== Entries supplied ==

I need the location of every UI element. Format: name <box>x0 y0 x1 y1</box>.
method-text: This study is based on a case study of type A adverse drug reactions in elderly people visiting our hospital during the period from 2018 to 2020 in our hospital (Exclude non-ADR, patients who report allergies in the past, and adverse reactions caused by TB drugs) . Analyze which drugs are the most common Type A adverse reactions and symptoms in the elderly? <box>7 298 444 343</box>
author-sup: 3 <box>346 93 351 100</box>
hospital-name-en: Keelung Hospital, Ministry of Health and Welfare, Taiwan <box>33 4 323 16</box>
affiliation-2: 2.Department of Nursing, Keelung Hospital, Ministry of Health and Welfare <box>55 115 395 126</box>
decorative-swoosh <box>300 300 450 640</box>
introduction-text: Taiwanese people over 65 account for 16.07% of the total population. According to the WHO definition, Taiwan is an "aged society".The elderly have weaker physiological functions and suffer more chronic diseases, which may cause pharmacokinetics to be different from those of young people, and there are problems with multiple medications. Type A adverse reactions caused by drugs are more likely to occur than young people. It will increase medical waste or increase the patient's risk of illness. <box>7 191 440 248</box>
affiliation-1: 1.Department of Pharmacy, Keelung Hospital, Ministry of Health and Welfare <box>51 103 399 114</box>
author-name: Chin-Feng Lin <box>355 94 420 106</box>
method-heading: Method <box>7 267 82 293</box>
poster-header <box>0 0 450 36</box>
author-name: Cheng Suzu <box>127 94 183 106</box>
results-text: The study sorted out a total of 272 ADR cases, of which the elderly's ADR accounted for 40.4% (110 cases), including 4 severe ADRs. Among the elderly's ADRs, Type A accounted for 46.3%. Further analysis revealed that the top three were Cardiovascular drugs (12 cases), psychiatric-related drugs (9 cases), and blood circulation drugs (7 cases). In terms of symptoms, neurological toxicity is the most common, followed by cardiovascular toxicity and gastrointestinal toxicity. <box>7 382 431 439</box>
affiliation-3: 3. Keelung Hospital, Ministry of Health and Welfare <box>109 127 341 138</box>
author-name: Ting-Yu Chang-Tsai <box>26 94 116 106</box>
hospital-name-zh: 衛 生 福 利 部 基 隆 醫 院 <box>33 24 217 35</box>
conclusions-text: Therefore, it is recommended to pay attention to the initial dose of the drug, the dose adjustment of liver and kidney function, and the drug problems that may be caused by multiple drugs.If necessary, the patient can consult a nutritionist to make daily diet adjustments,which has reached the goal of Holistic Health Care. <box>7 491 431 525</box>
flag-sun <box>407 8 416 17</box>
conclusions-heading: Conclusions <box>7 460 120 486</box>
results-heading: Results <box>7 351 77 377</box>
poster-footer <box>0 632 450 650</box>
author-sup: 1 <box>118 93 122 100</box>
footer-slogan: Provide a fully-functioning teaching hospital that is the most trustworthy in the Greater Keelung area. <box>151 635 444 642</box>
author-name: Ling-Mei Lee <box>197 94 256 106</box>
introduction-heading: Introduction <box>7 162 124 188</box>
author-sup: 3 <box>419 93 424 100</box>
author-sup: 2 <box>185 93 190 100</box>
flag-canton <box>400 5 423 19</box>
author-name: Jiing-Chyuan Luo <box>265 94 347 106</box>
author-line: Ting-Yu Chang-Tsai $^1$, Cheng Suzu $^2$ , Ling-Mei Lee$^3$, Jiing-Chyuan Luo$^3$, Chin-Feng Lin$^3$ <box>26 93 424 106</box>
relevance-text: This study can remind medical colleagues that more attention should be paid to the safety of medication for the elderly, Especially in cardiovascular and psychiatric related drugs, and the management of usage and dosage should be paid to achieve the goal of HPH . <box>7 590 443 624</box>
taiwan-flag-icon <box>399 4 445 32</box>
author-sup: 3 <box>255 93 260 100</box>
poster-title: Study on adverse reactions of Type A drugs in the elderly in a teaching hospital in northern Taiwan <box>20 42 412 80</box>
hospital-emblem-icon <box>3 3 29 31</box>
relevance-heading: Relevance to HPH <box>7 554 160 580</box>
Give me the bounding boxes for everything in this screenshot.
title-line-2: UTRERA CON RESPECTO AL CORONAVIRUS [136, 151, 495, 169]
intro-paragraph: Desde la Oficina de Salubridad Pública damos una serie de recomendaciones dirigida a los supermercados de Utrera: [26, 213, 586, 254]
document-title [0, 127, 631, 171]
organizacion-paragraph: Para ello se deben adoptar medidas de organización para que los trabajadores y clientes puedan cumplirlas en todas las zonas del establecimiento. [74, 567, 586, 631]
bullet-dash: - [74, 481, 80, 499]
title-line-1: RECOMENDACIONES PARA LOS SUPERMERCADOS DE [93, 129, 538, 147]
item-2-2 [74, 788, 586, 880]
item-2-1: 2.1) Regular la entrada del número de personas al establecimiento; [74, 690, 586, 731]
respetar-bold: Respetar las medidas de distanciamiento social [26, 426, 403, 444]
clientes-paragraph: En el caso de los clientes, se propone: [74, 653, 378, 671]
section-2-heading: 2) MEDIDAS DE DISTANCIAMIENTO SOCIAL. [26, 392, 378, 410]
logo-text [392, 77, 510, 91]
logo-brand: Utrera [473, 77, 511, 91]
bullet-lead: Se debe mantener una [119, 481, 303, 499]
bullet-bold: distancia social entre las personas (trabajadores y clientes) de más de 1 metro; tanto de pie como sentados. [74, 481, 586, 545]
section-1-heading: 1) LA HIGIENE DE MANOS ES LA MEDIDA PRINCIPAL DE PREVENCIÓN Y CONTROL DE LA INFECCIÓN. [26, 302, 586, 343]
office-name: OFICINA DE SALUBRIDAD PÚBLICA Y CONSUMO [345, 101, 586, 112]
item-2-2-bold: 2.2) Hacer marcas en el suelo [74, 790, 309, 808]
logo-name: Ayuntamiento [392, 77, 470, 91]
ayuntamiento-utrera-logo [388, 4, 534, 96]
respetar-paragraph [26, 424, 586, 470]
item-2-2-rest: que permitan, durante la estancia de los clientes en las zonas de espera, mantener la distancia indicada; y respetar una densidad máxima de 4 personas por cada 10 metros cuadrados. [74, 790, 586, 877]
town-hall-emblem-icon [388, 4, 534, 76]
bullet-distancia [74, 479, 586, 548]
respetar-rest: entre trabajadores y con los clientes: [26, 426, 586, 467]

===

▸ Your objective
Each line of the listing has to be reproduced exactly.

▸ Response
I need the location of every UI element. Format: name <box>x0 y0 x1 y1</box>.
method-text: This study is based on a case study of type A adverse drug reactions in elderly people visiting our hospital during the period from 2018 to 2020 in our hospital (Exclude non-ADR, patients who report allergies in the past, and adverse reactions caused by TB drugs) . Analyze which drugs are the most common Type A adverse reactions and symptoms in the elderly? <box>7 298 444 343</box>
author-sup: 3 <box>346 93 351 100</box>
hospital-name-en: Keelung Hospital, Ministry of Health and Welfare, Taiwan <box>33 4 323 16</box>
affiliation-2: 2.Department of Nursing, Keelung Hospital, Ministry of Health and Welfare <box>55 115 395 126</box>
decorative-swoosh <box>300 300 450 640</box>
introduction-text: Taiwanese people over 65 account for 16.07% of the total population. According to the WHO definition, Taiwan is an "aged society".The elderly have weaker physiological functions and suffer more chronic diseases, which may cause pharmacokinetics to be different from those of young people, and there are problems with multiple medications. Type A adverse reactions caused by drugs are more likely to occur than young people. It will increase medical waste or increase the patient's risk of illness. <box>7 191 440 248</box>
affiliation-1: 1.Department of Pharmacy, Keelung Hospital, Ministry of Health and Welfare <box>51 103 399 114</box>
author-name: Chin-Feng Lin <box>355 94 420 106</box>
method-heading: Method <box>7 267 82 293</box>
poster-header <box>0 0 450 36</box>
author-name: Cheng Suzu <box>127 94 183 106</box>
results-text: The study sorted out a total of 272 ADR cases, of which the elderly's ADR accounted for 40.4% (110 cases), including 4 severe ADRs. Among the elderly's ADRs, Type A accounted for 46.3%. Further analysis revealed that the top three were Cardiovascular drugs (12 cases), psychiatric-related drugs (9 cases), and blood circulation drugs (7 cases). In terms of symptoms, neurological toxicity is the most common, followed by cardiovascular toxicity and gastrointestinal toxicity. <box>7 382 431 439</box>
affiliation-3: 3. Keelung Hospital, Ministry of Health and Welfare <box>109 127 341 138</box>
author-name: Ting-Yu Chang-Tsai <box>26 94 116 106</box>
hospital-name-zh: 衛 生 福 利 部 基 隆 醫 院 <box>33 24 217 35</box>
conclusions-text: Therefore, it is recommended to pay attention to the initial dose of the drug, the dose adjustment of liver and kidney function, and the drug problems that may be caused by multiple drugs.If necessary, the patient can consult a nutritionist to make daily diet adjustments,which has reached the goal of Holistic Health Care. <box>7 491 431 525</box>
flag-sun <box>407 8 416 17</box>
conclusions-heading: Conclusions <box>7 460 120 486</box>
results-heading: Results <box>7 351 77 377</box>
poster-footer <box>0 632 450 650</box>
author-sup: 1 <box>118 93 122 100</box>
footer-slogan: Provide a fully-functioning teaching hospital that is the most trustworthy in the Greater Keelung area. <box>151 635 444 642</box>
author-name: Ling-Mei Lee <box>197 94 256 106</box>
introduction-heading: Introduction <box>7 162 124 188</box>
author-sup: 3 <box>419 93 424 100</box>
author-sup: 2 <box>185 93 190 100</box>
flag-canton <box>400 5 423 19</box>
author-name: Jiing-Chyuan Luo <box>265 94 347 106</box>
author-line: Ting-Yu Chang-Tsai $^1$, Cheng Suzu $^2$ , Ling-Mei Lee$^3$, Jiing-Chyuan Luo$^3$, Chin-Feng Lin$^3$ <box>26 93 424 106</box>
relevance-text: This study can remind medical colleagues that more attention should be paid to the safety of medication for the elderly, Especially in cardiovascular and psychiatric related drugs, and the management of usage and dosage should be paid to achieve the goal of HPH . <box>7 590 443 624</box>
taiwan-flag-icon <box>399 4 445 32</box>
author-sup: 3 <box>255 93 260 100</box>
poster-title: Study on adverse reactions of Type A drugs in the elderly in a teaching hospital in northern Taiwan <box>20 42 412 80</box>
hospital-emblem-icon <box>3 3 29 31</box>
relevance-heading: Relevance to HPH <box>7 554 160 580</box>
Give me the bounding boxes for everything in this screenshot.
title-line-2: UTRERA CON RESPECTO AL CORONAVIRUS [136, 151, 495, 169]
intro-paragraph: Desde la Oficina de Salubridad Pública damos una serie de recomendaciones dirigida a los supermercados de Utrera: [26, 213, 586, 254]
document-title [0, 127, 631, 171]
organizacion-paragraph: Para ello se deben adoptar medidas de organización para que los trabajadores y clientes puedan cumplirlas en todas las zonas del establecimiento. [74, 567, 586, 631]
bullet-dash: - [74, 481, 80, 499]
title-line-1: RECOMENDACIONES PARA LOS SUPERMERCADOS DE [93, 129, 538, 147]
item-2-2 [74, 788, 586, 880]
item-2-1: 2.1) Regular la entrada del número de personas al establecimiento; [74, 690, 586, 731]
respetar-bold: Respetar las medidas de distanciamiento social [26, 426, 403, 444]
clientes-paragraph: En el caso de los clientes, se propone: [74, 653, 378, 671]
section-2-heading: 2) MEDIDAS DE DISTANCIAMIENTO SOCIAL. [26, 392, 378, 410]
logo-text [392, 77, 510, 91]
logo-brand: Utrera [473, 77, 511, 91]
bullet-lead: Se debe mantener una [119, 481, 303, 499]
bullet-bold: distancia social entre las personas (trabajadores y clientes) de más de 1 metro; tanto de pie como sentados. [74, 481, 586, 545]
section-1-heading: 1) LA HIGIENE DE MANOS ES LA MEDIDA PRINCIPAL DE PREVENCIÓN Y CONTROL DE LA INFECCIÓN. [26, 302, 586, 343]
office-name: OFICINA DE SALUBRIDAD PÚBLICA Y CONSUMO [345, 101, 586, 112]
item-2-2-bold: 2.2) Hacer marcas en el suelo [74, 790, 309, 808]
logo-name: Ayuntamiento [392, 77, 470, 91]
ayuntamiento-utrera-logo [388, 4, 534, 96]
respetar-paragraph [26, 424, 586, 470]
item-2-2-rest: que permitan, durante la estancia de los clientes en las zonas de espera, mantener la distancia indicada; y respetar una densidad máxima de 4 personas por cada 10 metros cuadrados. [74, 790, 586, 877]
town-hall-emblem-icon [388, 4, 534, 76]
bullet-distancia [74, 479, 586, 548]
respetar-rest: entre trabajadores y con los clientes: [26, 426, 586, 467]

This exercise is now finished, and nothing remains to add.